**SUPPLIED INFORMATION**
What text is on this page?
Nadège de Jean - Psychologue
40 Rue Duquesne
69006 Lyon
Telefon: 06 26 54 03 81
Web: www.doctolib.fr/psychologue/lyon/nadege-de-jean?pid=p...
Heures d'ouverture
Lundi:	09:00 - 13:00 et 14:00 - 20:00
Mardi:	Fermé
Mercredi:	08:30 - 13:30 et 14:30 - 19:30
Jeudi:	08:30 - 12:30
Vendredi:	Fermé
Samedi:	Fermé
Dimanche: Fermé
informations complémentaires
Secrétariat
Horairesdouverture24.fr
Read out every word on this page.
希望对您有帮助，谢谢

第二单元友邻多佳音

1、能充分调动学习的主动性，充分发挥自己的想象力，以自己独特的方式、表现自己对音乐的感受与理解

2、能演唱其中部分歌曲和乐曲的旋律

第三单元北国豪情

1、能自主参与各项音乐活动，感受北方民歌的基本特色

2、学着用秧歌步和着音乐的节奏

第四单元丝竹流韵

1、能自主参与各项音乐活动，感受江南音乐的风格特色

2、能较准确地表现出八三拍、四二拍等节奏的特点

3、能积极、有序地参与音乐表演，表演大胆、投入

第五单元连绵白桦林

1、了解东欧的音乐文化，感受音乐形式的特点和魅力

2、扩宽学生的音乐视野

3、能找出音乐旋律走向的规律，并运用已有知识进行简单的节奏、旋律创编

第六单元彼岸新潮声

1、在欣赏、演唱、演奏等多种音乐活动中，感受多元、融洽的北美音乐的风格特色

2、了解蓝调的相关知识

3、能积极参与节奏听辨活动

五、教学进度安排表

**TASK**
Provide all the records again, word for word.

**PROBLEM SOLUTION**
What text is on this page?
Nadège de Jean - Psychologue
40 Rue Duquesne
69006 Lyon
Telefon: 06 26 54 03 81
Web: www.doctolib.fr/psychologue/lyon/nadege-de-jean?pid=p...
Heures d'ouverture
Lundi:	09:00 - 13:00 et 14:00 - 20:00
Mardi:	Fermé
Mercredi:	08:30 - 13:30 et 14:30 - 19:30
Jeudi:	08:30 - 12:30
Vendredi:	Fermé
Samedi:	Fermé
Dimanche: Fermé
informations complémentaires
Secrétariat
Horairesdouverture24.fr
Read out every word on this page.
希望对您有帮助，谢谢

第二单元友邻多佳音

1、能充分调动学习的主动性，充分发挥自己的想象力，以自己独特的方式、表现自己对音乐的感受与理解

2、能演唱其中部分歌曲和乐曲的旋律

第三单元北国豪情

1、能自主参与各项音乐活动，感受北方民歌的基本特色

2、学着用秧歌步和着音乐的节奏

第四单元丝竹流韵

1、能自主参与各项音乐活动，感受江南音乐的风格特色

2、能较准确地表现出八三拍、四二拍等节奏的特点

3、能积极、有序地参与音乐表演，表演大胆、投入

第五单元连绵白桦林

1、了解东欧的音乐文化，感受音乐形式的特点和魅力

2、扩宽学生的音乐视野

3、能找出音乐旋律走向的规律，并运用已有知识进行简单的节奏、旋律创编

第六单元彼岸新潮声

1、在欣赏、演唱、演奏等多种音乐活动中，感受多元、融洽的北美音乐的风格特色

2、了解蓝调的相关知识

3、能积极参与节奏听辨活动

五、教学进度安排表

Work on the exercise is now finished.